Required work
Give an exact transcription of every line, dropping the images.

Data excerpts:
☆ ☆ ☆ ☆ ☆
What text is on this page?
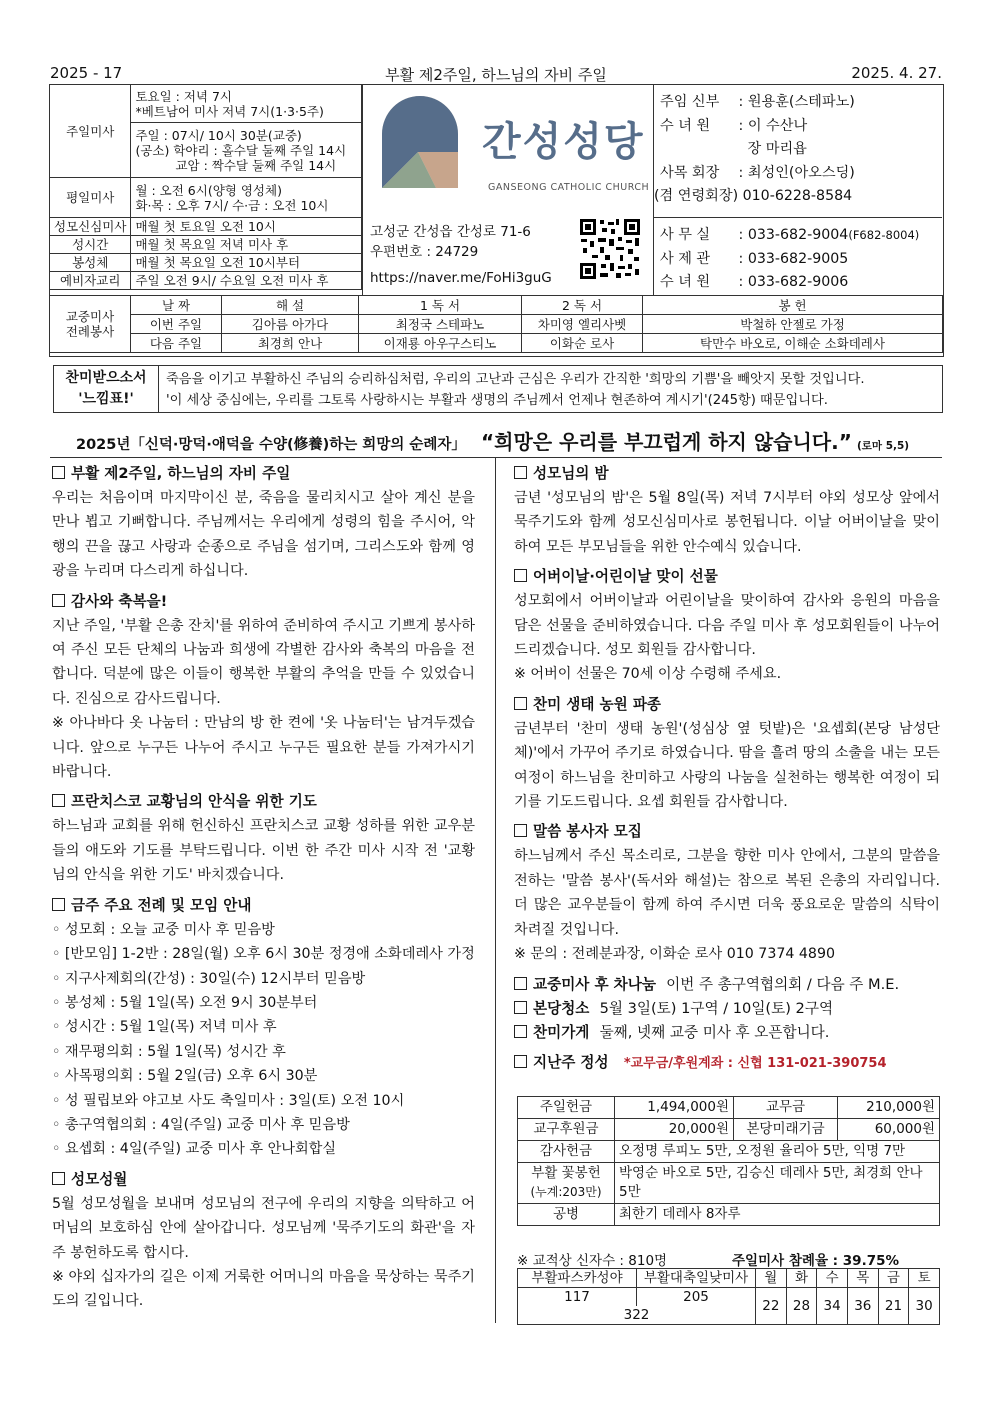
2025 - 17	부활 제2주일, 하느님의 자비 주일	2025. 4. 27.
주일미사	토요일 : 저녁 7시
*베트남어 미사 저녁 7시(1·3·5주)

	주일 : 07시/ 10시 30분(교중)
(공소) 학야리 : 홀수달 둘째 주일 14시
교암 : 짝수달 둘째 주일 14시

평일미사	월 : 오전 6시(양형 영성체)
화·목 : 오후 7시/ 수·금 : 오전 10시

성모신심미사	매월 첫 토요일 오전 10시
성시간	매월 첫 목요일 저녁 미사 후
봉성체	매월 첫 목요일 오전 10시부터
예비자교리	주일 오전 9시/ 수요일 오전 미사 후
간성성당
GANSEONG CATHOLIC CHURCH
고성군 간성읍 간성로 71-6
우편번호 : 24729
https://naver.me/FoHi3guG
주임 신부 : 원용훈(스테파노)
수 녀 원 : 이 수산나
장 마리욥
사목 회장 : 최성인(아오스딩)
(겸 연령회장) 010-6228-8584
사 무 실 : 033-682-9004(F682-8004)
사 제 관 : 033-682-9005
수 녀 원 : 033-682-9006
교중미사
전례봉사	날 짜	해 설	1 독 서	2 독 서	봉 헌
	이번 주일	김아름 아가다	최정국 스테파노	차미영 엘리사벳	박철하 안젤로 가정
	다음 주일	최경희 안나	이재룡 아우구스티노	이화순 로사	탁만수 바오로, 이해순 소화데레사
찬미받으소서
'느낌표!'
죽음을 이기고 부활하신 주님의 승리하심처럼, 우리의 고난과 근심은 우리가 간직한 '희망의 기쁨'을 빼앗지 못할 것입니다.
'이 세상 중심에는, 우리를 그토록 사랑하시는 부활과 생명의 주님께서 언제나 현존하여 계시기'(245항) 때문입니다.
2025년「신덕·망덕·애덕을 수양(修養)하는 희망의 순례자」 “희망은 우리를 부끄럽게 하지 않습니다.” (로마 5,5)
부활 제2주일, 하느님의 자비 주일

우리는 처음이며 마지막이신 분, 죽음을 물리치시고 살아 계신 분을 만나 뵙고 기뻐합니다. 주님께서는 우리에게 성령의 힘을 주시어, 악행의 끈을 끊고 사랑과 순종으로 주님을 섬기며, 그리스도와 함께 영광을 누리며 다스리게 하십니다.

감사와 축복을!

지난 주일, '부활 은총 잔치'를 위하여 준비하여 주시고 기쁘게 봉사하여 주신 모든 단체의 나눔과 희생에 각별한 감사와 축복의 마음을 전합니다. 덕분에 많은 이들이 행복한 부활의 추억을 만들 수 있었습니다. 진심으로 감사드립니다.

※ 아나바다 옷 나눔터 : 만남의 방 한 켠에 '옷 나눔터'는 남겨두겠습니다. 앞으로 누구든 나누어 주시고 누구든 필요한 분들 가져가시기 바랍니다.

프란치스코 교황님의 안식을 위한 기도

하느님과 교회를 위해 헌신하신 프란치스코 교황 성하를 위한 교우분들의 애도와 기도를 부탁드립니다. 이번 한 주간 미사 시작 전 '교황님의 안식을 위한 기도' 바치겠습니다.

금주 주요 전례 및 모임 안내
◦ 성모회 : 오늘 교중 미사 후 믿음방
◦ [반모임] 1-2반 : 28일(월) 오후 6시 30분 정경애 소화데레사 가정
◦ 지구사제회의(간성) : 30일(수) 12시부터 믿음방
◦ 봉성체 : 5월 1일(목) 오전 9시 30분부터
◦ 성시간 : 5월 1일(목) 저녁 미사 후
◦ 재무평의회 : 5월 1일(목) 성시간 후
◦ 사목평의회 : 5월 2일(금) 오후 6시 30분
◦ 성 필립보와 야고보 사도 축일미사 : 3일(토) 오전 10시
◦ 총구역협의회 : 4일(주일) 교중 미사 후 믿음방
◦ 요셉회 : 4일(주일) 교중 미사 후 안나회합실
성모성월

5월 성모성월을 보내며 성모님의 전구에 우리의 지향을 의탁하고 어머님의 보호하심 안에 살아갑니다. 성모님께 '묵주기도의 화관'을 자주 봉헌하도록 합시다.

※ 야외 십자가의 길은 이제 거룩한 어머니의 마음을 묵상하는 묵주기도의 길입니다.

성모님의 밤

금년 '성모님의 밤'은 5월 8일(목) 저녁 7시부터 야외 성모상 앞에서 묵주기도와 함께 성모신심미사로 봉헌됩니다. 이날 어버이날을 맞이하여 모든 부모님들을 위한 안수예식 있습니다.

어버이날·어린이날 맞이 선물

성모회에서 어버이날과 어린이날을 맞이하여 감사와 응원의 마음을 담은 선물을 준비하였습니다. 다음 주일 미사 후 성모회원들이 나누어 드리겠습니다. 성모 회원들 감사합니다.

※ 어버이 선물은 70세 이상 수령해 주세요.

찬미 생태 농원 파종

금년부터 '찬미 생태 농원'(성심상 옆 텃밭)은 '요셉회(본당 남성단체)'에서 가꾸어 주기로 하였습니다. 땀을 흘려 땅의 소출을 내는 모든 여정이 하느님을 찬미하고 사랑의 나눔을 실천하는 행복한 여정이 되기를 기도드립니다. 요셉 회원들 감사합니다.

말씀 봉사자 모집

하느님께서 주신 목소리로, 그분을 향한 미사 안에서, 그분의 말씀을 전하는 '말씀 봉사'(독서와 해설)는 참으로 복된 은총의 자리입니다. 더 많은 교우분들이 함께 하여 주시면 더욱 풍요로운 말씀의 식탁이 차려질 것입니다.

※ 문의 : 전례분과장, 이화순 로사 010 7374 4890

교중미사 후 차나눔 이번 주 총구역협의회 / 다음 주 M.E.
본당청소 5월 3일(토) 1구역 / 10일(토) 2구역
찬미가게 둘째, 넷째 교중 미사 후 오픈합니다.
지난주 정성 *교무금/후원계좌 : 신협 131-021-390754
주일헌금	1,494,000원	교무금	210,000원
교구후원금	20,000원	본당미래기금	60,000원
감사헌금	오정명 루피노 5만, 오정원 율리아 5만, 익명 7만		

부활 꽃봉헌
(누계:203만)	박영순 바오로 5만, 김승신 데레사 5만, 최경희 안나 5만		
공병	최한기 데레사 8자루		
※ 교적상 신자수 : 810명	주일미사 참례율 : 39.75%
부활파스카성야	부활대축일낮미사	월	화	수	목	금	토
117	205	22	28	34	36	21	30
322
☆ ☆ ☆ ☆ ☆
Answer to this exercise
What text is on this page?
2025 - 17	부활 제2주일, 하느님의 자비 주일	2025. 4. 27.
주일미사	토요일 : 저녁 7시
*베트남어 미사 저녁 7시(1·3·5주)

	주일 : 07시/ 10시 30분(교중)
(공소) 학야리 : 홀수달 둘째 주일 14시
교암 : 짝수달 둘째 주일 14시

평일미사	월 : 오전 6시(양형 영성체)
화·목 : 오후 7시/ 수·금 : 오전 10시

성모신심미사	매월 첫 토요일 오전 10시
성시간	매월 첫 목요일 저녁 미사 후
봉성체	매월 첫 목요일 오전 10시부터
예비자교리	주일 오전 9시/ 수요일 오전 미사 후
간성성당
GANSEONG CATHOLIC CHURCH
고성군 간성읍 간성로 71-6
우편번호 : 24729
https://naver.me/FoHi3guG
주임 신부 : 원용훈(스테파노)
수 녀 원 : 이 수산나
장 마리욥
사목 회장 : 최성인(아오스딩)
(겸 연령회장) 010-6228-8584
사 무 실 : 033-682-9004(F682-8004)
사 제 관 : 033-682-9005
수 녀 원 : 033-682-9006
교중미사
전례봉사	날 짜	해 설	1 독 서	2 독 서	봉 헌
	이번 주일	김아름 아가다	최정국 스테파노	차미영 엘리사벳	박철하 안젤로 가정
	다음 주일	최경희 안나	이재룡 아우구스티노	이화순 로사	탁만수 바오로, 이해순 소화데레사
찬미받으소서
'느낌표!'
죽음을 이기고 부활하신 주님의 승리하심처럼, 우리의 고난과 근심은 우리가 간직한 '희망의 기쁨'을 빼앗지 못할 것입니다.
'이 세상 중심에는, 우리를 그토록 사랑하시는 부활과 생명의 주님께서 언제나 현존하여 계시기'(245항) 때문입니다.
2025년「신덕·망덕·애덕을 수양(修養)하는 희망의 순례자」 “희망은 우리를 부끄럽게 하지 않습니다.” (로마 5,5)
부활 제2주일, 하느님의 자비 주일

우리는 처음이며 마지막이신 분, 죽음을 물리치시고 살아 계신 분을 만나 뵙고 기뻐합니다. 주님께서는 우리에게 성령의 힘을 주시어, 악행의 끈을 끊고 사랑과 순종으로 주님을 섬기며, 그리스도와 함께 영광을 누리며 다스리게 하십니다.

감사와 축복을!

지난 주일, '부활 은총 잔치'를 위하여 준비하여 주시고 기쁘게 봉사하여 주신 모든 단체의 나눔과 희생에 각별한 감사와 축복의 마음을 전합니다. 덕분에 많은 이들이 행복한 부활의 추억을 만들 수 있었습니다. 진심으로 감사드립니다.

※ 아나바다 옷 나눔터 : 만남의 방 한 켠에 '옷 나눔터'는 남겨두겠습니다. 앞으로 누구든 나누어 주시고 누구든 필요한 분들 가져가시기 바랍니다.

프란치스코 교황님의 안식을 위한 기도

하느님과 교회를 위해 헌신하신 프란치스코 교황 성하를 위한 교우분들의 애도와 기도를 부탁드립니다. 이번 한 주간 미사 시작 전 '교황님의 안식을 위한 기도' 바치겠습니다.

금주 주요 전례 및 모임 안내
◦ 성모회 : 오늘 교중 미사 후 믿음방
◦ [반모임] 1-2반 : 28일(월) 오후 6시 30분 정경애 소화데레사 가정
◦ 지구사제회의(간성) : 30일(수) 12시부터 믿음방
◦ 봉성체 : 5월 1일(목) 오전 9시 30분부터
◦ 성시간 : 5월 1일(목) 저녁 미사 후
◦ 재무평의회 : 5월 1일(목) 성시간 후
◦ 사목평의회 : 5월 2일(금) 오후 6시 30분
◦ 성 필립보와 야고보 사도 축일미사 : 3일(토) 오전 10시
◦ 총구역협의회 : 4일(주일) 교중 미사 후 믿음방
◦ 요셉회 : 4일(주일) 교중 미사 후 안나회합실
성모성월

5월 성모성월을 보내며 성모님의 전구에 우리의 지향을 의탁하고 어머님의 보호하심 안에 살아갑니다. 성모님께 '묵주기도의 화관'을 자주 봉헌하도록 합시다.

※ 야외 십자가의 길은 이제 거룩한 어머니의 마음을 묵상하는 묵주기도의 길입니다.

성모님의 밤

금년 '성모님의 밤'은 5월 8일(목) 저녁 7시부터 야외 성모상 앞에서 묵주기도와 함께 성모신심미사로 봉헌됩니다. 이날 어버이날을 맞이하여 모든 부모님들을 위한 안수예식 있습니다.

어버이날·어린이날 맞이 선물

성모회에서 어버이날과 어린이날을 맞이하여 감사와 응원의 마음을 담은 선물을 준비하였습니다. 다음 주일 미사 후 성모회원들이 나누어 드리겠습니다. 성모 회원들 감사합니다.

※ 어버이 선물은 70세 이상 수령해 주세요.

찬미 생태 농원 파종

금년부터 '찬미 생태 농원'(성심상 옆 텃밭)은 '요셉회(본당 남성단체)'에서 가꾸어 주기로 하였습니다. 땀을 흘려 땅의 소출을 내는 모든 여정이 하느님을 찬미하고 사랑의 나눔을 실천하는 행복한 여정이 되기를 기도드립니다. 요셉 회원들 감사합니다.

말씀 봉사자 모집

하느님께서 주신 목소리로, 그분을 향한 미사 안에서, 그분의 말씀을 전하는 '말씀 봉사'(독서와 해설)는 참으로 복된 은총의 자리입니다. 더 많은 교우분들이 함께 하여 주시면 더욱 풍요로운 말씀의 식탁이 차려질 것입니다.

※ 문의 : 전례분과장, 이화순 로사 010 7374 4890

교중미사 후 차나눔 이번 주 총구역협의회 / 다음 주 M.E.
본당청소 5월 3일(토) 1구역 / 10일(토) 2구역
찬미가게 둘째, 넷째 교중 미사 후 오픈합니다.
지난주 정성 *교무금/후원계좌 : 신협 131-021-390754
주일헌금	1,494,000원	교무금	210,000원
교구후원금	20,000원	본당미래기금	60,000원
감사헌금	오정명 루피노 5만, 오정원 율리아 5만, 익명 7만		

부활 꽃봉헌
(누계:203만)	박영순 바오로 5만, 김승신 데레사 5만, 최경희 안나 5만		
공병	최한기 데레사 8자루		
※ 교적상 신자수 : 810명	주일미사 참례율 : 39.75%
부활파스카성야	부활대축일낮미사	월	화	수	목	금	토
117	205	22	28	34	36	21	30
322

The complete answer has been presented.